Direction | Leaving the pictures aside, transcribe every line below exactly.

[start]

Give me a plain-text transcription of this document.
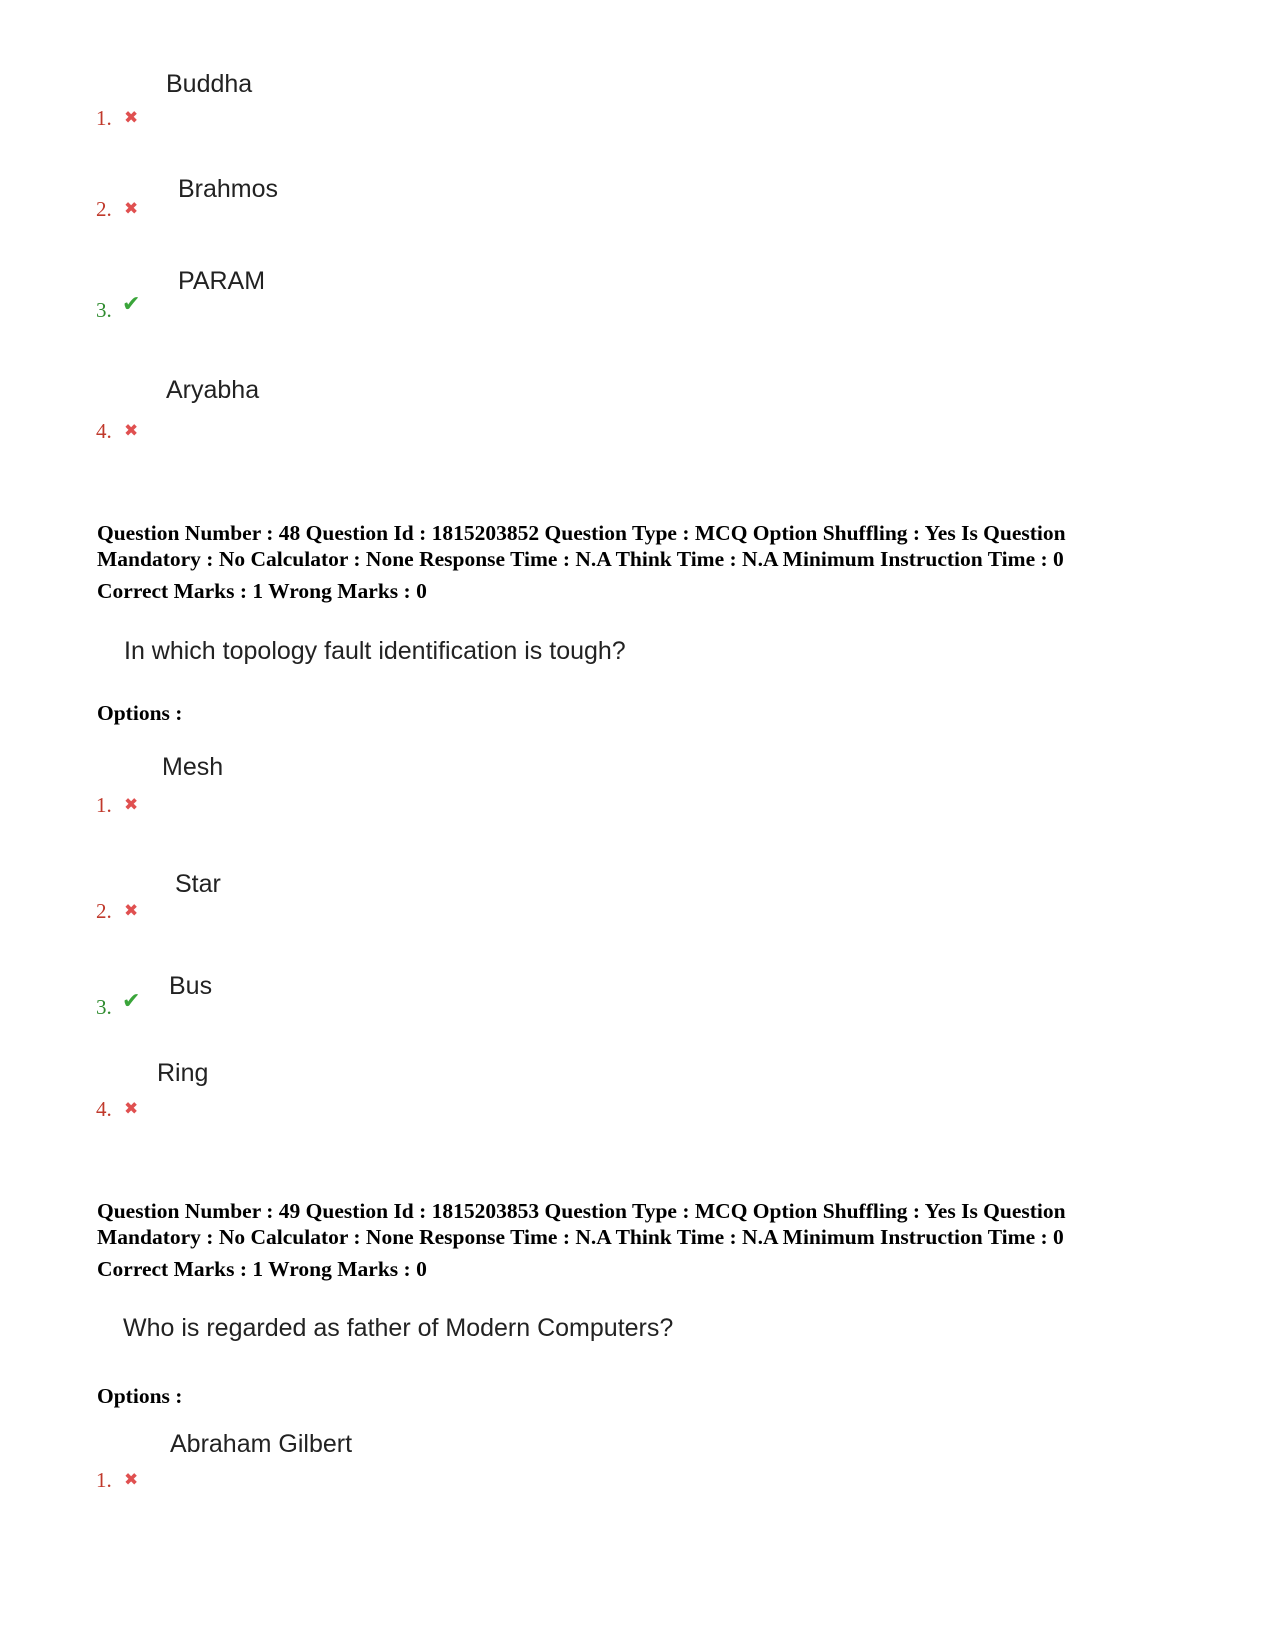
Buddha
1. ✖
Brahmos
2. ✖
PARAM
3. ✔
Aryabha
4. ✖
Question Number : 48 Question Id : 1815203852 Question Type : MCQ Option Shuffling : Yes Is Question
Mandatory : No Calculator : None Response Time : N.A Think Time : N.A Minimum Instruction Time : 0
Correct Marks : 1 Wrong Marks : 0
In which topology fault identification is tough?
Options :
Mesh
1. ✖
Star
2. ✖
Bus
3. ✔
Ring
4. ✖
Question Number : 49 Question Id : 1815203853 Question Type : MCQ Option Shuffling : Yes Is Question
Mandatory : No Calculator : None Response Time : N.A Think Time : N.A Minimum Instruction Time : 0
Correct Marks : 1 Wrong Marks : 0
Who is regarded as father of Modern Computers?
Options :
Abraham Gilbert
1. ✖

[end]

The completed task |
Give me a plain-text transcription of this document.
Buddha
1. ✖
Brahmos
2. ✖
PARAM
3. ✔
Aryabha
4. ✖
Question Number : 48 Question Id : 1815203852 Question Type : MCQ Option Shuffling : Yes Is Question
Mandatory : No Calculator : None Response Time : N.A Think Time : N.A Minimum Instruction Time : 0
Correct Marks : 1 Wrong Marks : 0
In which topology fault identification is tough?
Options :
Mesh
1. ✖
Star
2. ✖
Bus
3. ✔
Ring
4. ✖
Question Number : 49 Question Id : 1815203853 Question Type : MCQ Option Shuffling : Yes Is Question
Mandatory : No Calculator : None Response Time : N.A Think Time : N.A Minimum Instruction Time : 0
Correct Marks : 1 Wrong Marks : 0
Who is regarded as father of Modern Computers?
Options :
Abraham Gilbert
1. ✖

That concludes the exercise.